DESCRIPTION OF THE TASK. Print all entries word for word.
Begin DATA TO PROCESS
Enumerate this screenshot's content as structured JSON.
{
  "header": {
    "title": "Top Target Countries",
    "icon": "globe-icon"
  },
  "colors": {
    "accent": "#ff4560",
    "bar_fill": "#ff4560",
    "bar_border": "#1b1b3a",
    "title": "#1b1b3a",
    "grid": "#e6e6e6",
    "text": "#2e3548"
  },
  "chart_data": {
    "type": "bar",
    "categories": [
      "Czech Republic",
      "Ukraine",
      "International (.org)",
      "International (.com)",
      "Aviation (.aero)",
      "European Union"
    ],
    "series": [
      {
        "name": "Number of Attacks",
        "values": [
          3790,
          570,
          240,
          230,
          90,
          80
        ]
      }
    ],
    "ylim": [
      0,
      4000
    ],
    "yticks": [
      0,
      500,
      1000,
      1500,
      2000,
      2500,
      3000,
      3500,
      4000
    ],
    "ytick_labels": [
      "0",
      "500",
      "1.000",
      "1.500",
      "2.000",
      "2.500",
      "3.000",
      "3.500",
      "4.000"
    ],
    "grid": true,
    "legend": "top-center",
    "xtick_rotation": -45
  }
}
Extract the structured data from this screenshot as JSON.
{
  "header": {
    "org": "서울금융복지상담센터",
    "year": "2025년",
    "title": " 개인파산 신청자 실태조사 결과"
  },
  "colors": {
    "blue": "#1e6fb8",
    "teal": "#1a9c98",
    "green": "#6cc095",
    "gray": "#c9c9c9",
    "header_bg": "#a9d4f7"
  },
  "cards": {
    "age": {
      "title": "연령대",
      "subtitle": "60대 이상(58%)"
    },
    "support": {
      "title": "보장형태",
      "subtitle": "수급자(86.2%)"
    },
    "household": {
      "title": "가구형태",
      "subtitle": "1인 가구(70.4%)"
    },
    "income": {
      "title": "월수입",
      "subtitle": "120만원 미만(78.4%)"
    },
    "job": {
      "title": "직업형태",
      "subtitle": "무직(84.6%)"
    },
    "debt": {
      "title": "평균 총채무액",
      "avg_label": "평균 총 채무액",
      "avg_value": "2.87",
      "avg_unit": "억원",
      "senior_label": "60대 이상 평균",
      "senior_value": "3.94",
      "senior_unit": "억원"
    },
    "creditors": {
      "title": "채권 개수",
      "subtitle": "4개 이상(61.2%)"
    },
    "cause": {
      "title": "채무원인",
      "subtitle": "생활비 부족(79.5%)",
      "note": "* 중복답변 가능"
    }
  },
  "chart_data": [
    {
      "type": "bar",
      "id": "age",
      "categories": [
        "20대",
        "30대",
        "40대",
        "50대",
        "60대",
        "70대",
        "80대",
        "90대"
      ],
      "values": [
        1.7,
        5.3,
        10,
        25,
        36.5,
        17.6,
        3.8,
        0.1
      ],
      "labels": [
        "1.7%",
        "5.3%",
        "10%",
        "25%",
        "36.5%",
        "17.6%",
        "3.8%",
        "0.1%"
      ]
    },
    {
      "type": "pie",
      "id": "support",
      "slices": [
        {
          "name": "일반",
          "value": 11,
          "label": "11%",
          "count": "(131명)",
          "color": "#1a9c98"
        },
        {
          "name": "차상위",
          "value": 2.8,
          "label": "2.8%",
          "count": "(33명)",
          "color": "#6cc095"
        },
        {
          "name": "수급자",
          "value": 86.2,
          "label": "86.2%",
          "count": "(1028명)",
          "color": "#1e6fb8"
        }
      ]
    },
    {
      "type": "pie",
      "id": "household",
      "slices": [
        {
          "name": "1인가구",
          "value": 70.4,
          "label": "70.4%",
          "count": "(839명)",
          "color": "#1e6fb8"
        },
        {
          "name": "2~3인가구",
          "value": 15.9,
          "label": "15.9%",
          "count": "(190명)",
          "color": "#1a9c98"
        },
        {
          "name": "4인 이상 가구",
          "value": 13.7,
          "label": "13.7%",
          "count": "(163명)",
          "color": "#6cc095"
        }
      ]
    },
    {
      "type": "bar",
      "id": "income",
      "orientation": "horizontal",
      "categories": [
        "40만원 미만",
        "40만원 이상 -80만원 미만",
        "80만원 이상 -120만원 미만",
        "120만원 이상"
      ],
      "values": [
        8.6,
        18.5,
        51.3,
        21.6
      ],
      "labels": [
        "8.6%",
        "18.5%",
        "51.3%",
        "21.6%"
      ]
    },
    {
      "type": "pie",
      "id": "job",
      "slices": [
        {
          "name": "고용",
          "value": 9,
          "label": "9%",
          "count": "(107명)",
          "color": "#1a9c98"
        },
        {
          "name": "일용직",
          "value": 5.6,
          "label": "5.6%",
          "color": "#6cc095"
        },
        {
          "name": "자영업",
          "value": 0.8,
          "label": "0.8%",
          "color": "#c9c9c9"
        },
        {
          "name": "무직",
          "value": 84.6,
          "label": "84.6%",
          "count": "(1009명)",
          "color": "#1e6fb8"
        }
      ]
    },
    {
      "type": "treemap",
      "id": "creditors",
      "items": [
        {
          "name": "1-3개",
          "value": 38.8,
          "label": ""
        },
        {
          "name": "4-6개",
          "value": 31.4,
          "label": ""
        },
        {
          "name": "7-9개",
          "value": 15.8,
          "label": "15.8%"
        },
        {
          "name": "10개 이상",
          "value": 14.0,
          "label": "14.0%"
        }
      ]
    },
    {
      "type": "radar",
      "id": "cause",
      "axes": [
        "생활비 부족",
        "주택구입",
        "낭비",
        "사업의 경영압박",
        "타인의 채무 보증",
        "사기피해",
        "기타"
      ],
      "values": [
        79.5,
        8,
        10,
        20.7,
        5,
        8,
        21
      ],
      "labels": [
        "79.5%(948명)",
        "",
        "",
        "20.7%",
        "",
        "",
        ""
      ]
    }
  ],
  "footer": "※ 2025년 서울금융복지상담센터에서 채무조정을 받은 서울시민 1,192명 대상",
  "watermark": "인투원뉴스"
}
End DATA TO PROCESS
TASK SOLUTION.
Enumerate this screenshot's content as structured JSON.
{
  "header": {
    "title": "Top Target Countries",
    "icon": "globe-icon"
  },
  "colors": {
    "accent": "#ff4560",
    "bar_fill": "#ff4560",
    "bar_border": "#1b1b3a",
    "title": "#1b1b3a",
    "grid": "#e6e6e6",
    "text": "#2e3548"
  },
  "chart_data": {
    "type": "bar",
    "categories": [
      "Czech Republic",
      "Ukraine",
      "International (.org)",
      "International (.com)",
      "Aviation (.aero)",
      "European Union"
    ],
    "series": [
      {
        "name": "Number of Attacks",
        "values": [
          3790,
          570,
          240,
          230,
          90,
          80
        ]
      }
    ],
    "ylim": [
      0,
      4000
    ],
    "yticks": [
      0,
      500,
      1000,
      1500,
      2000,
      2500,
      3000,
      3500,
      4000
    ],
    "ytick_labels": [
      "0",
      "500",
      "1.000",
      "1.500",
      "2.000",
      "2.500",
      "3.000",
      "3.500",
      "4.000"
    ],
    "grid": true,
    "legend": "top-center",
    "xtick_rotation": -45
  }
}
Extract the structured data from this screenshot as JSON.
{
  "header": {
    "org": "서울금융복지상담센터",
    "year": "2025년",
    "title": " 개인파산 신청자 실태조사 결과"
  },
  "colors": {
    "blue": "#1e6fb8",
    "teal": "#1a9c98",
    "green": "#6cc095",
    "gray": "#c9c9c9",
    "header_bg": "#a9d4f7"
  },
  "cards": {
    "age": {
      "title": "연령대",
      "subtitle": "60대 이상(58%)"
    },
    "support": {
      "title": "보장형태",
      "subtitle": "수급자(86.2%)"
    },
    "household": {
      "title": "가구형태",
      "subtitle": "1인 가구(70.4%)"
    },
    "income": {
      "title": "월수입",
      "subtitle": "120만원 미만(78.4%)"
    },
    "job": {
      "title": "직업형태",
      "subtitle": "무직(84.6%)"
    },
    "debt": {
      "title": "평균 총채무액",
      "avg_label": "평균 총 채무액",
      "avg_value": "2.87",
      "avg_unit": "억원",
      "senior_label": "60대 이상 평균",
      "senior_value": "3.94",
      "senior_unit": "억원"
    },
    "creditors": {
      "title": "채권 개수",
      "subtitle": "4개 이상(61.2%)"
    },
    "cause": {
      "title": "채무원인",
      "subtitle": "생활비 부족(79.5%)",
      "note": "* 중복답변 가능"
    }
  },
  "chart_data": [
    {
      "type": "bar",
      "id": "age",
      "categories": [
        "20대",
        "30대",
        "40대",
        "50대",
        "60대",
        "70대",
        "80대",
        "90대"
      ],
      "values": [
        1.7,
        5.3,
        10,
        25,
        36.5,
        17.6,
        3.8,
        0.1
      ],
      "labels": [
        "1.7%",
        "5.3%",
        "10%",
        "25%",
        "36.5%",
        "17.6%",
        "3.8%",
        "0.1%"
      ]
    },
    {
      "type": "pie",
      "id": "support",
      "slices": [
        {
          "name": "일반",
          "value": 11,
          "label": "11%",
          "count": "(131명)",
          "color": "#1a9c98"
        },
        {
          "name": "차상위",
          "value": 2.8,
          "label": "2.8%",
          "count": "(33명)",
          "color": "#6cc095"
        },
        {
          "name": "수급자",
          "value": 86.2,
          "label": "86.2%",
          "count": "(1028명)",
          "color": "#1e6fb8"
        }
      ]
    },
    {
      "type": "pie",
      "id": "household",
      "slices": [
        {
          "name": "1인가구",
          "value": 70.4,
          "label": "70.4%",
          "count": "(839명)",
          "color": "#1e6fb8"
        },
        {
          "name": "2~3인가구",
          "value": 15.9,
          "label": "15.9%",
          "count": "(190명)",
          "color": "#1a9c98"
        },
        {
          "name": "4인 이상 가구",
          "value": 13.7,
          "label": "13.7%",
          "count": "(163명)",
          "color": "#6cc095"
        }
      ]
    },
    {
      "type": "bar",
      "id": "income",
      "orientation": "horizontal",
      "categories": [
        "40만원 미만",
        "40만원 이상 -80만원 미만",
        "80만원 이상 -120만원 미만",
        "120만원 이상"
      ],
      "values": [
        8.6,
        18.5,
        51.3,
        21.6
      ],
      "labels": [
        "8.6%",
        "18.5%",
        "51.3%",
        "21.6%"
      ]
    },
    {
      "type": "pie",
      "id": "job",
      "slices": [
        {
          "name": "고용",
          "value": 9,
          "label": "9%",
          "count": "(107명)",
          "color": "#1a9c98"
        },
        {
          "name": "일용직",
          "value": 5.6,
          "label": "5.6%",
          "color": "#6cc095"
        },
        {
          "name": "자영업",
          "value": 0.8,
          "label": "0.8%",
          "color": "#c9c9c9"
        },
        {
          "name": "무직",
          "value": 84.6,
          "label": "84.6%",
          "count": "(1009명)",
          "color": "#1e6fb8"
        }
      ]
    },
    {
      "type": "treemap",
      "id": "creditors",
      "items": [
        {
          "name": "1-3개",
          "value": 38.8,
          "label": ""
        },
        {
          "name": "4-6개",
          "value": 31.4,
          "label": ""
        },
        {
          "name": "7-9개",
          "value": 15.8,
          "label": "15.8%"
        },
        {
          "name": "10개 이상",
          "value": 14.0,
          "label": "14.0%"
        }
      ]
    },
    {
      "type": "radar",
      "id": "cause",
      "axes": [
        "생활비 부족",
        "주택구입",
        "낭비",
        "사업의 경영압박",
        "타인의 채무 보증",
        "사기피해",
        "기타"
      ],
      "values": [
        79.5,
        8,
        10,
        20.7,
        5,
        8,
        21
      ],
      "labels": [
        "79.5%(948명)",
        "",
        "",
        "20.7%",
        "",
        "",
        ""
      ]
    }
  ],
  "footer": "※ 2025년 서울금융복지상담센터에서 채무조정을 받은 서울시민 1,192명 대상",
  "watermark": "인투원뉴스"
}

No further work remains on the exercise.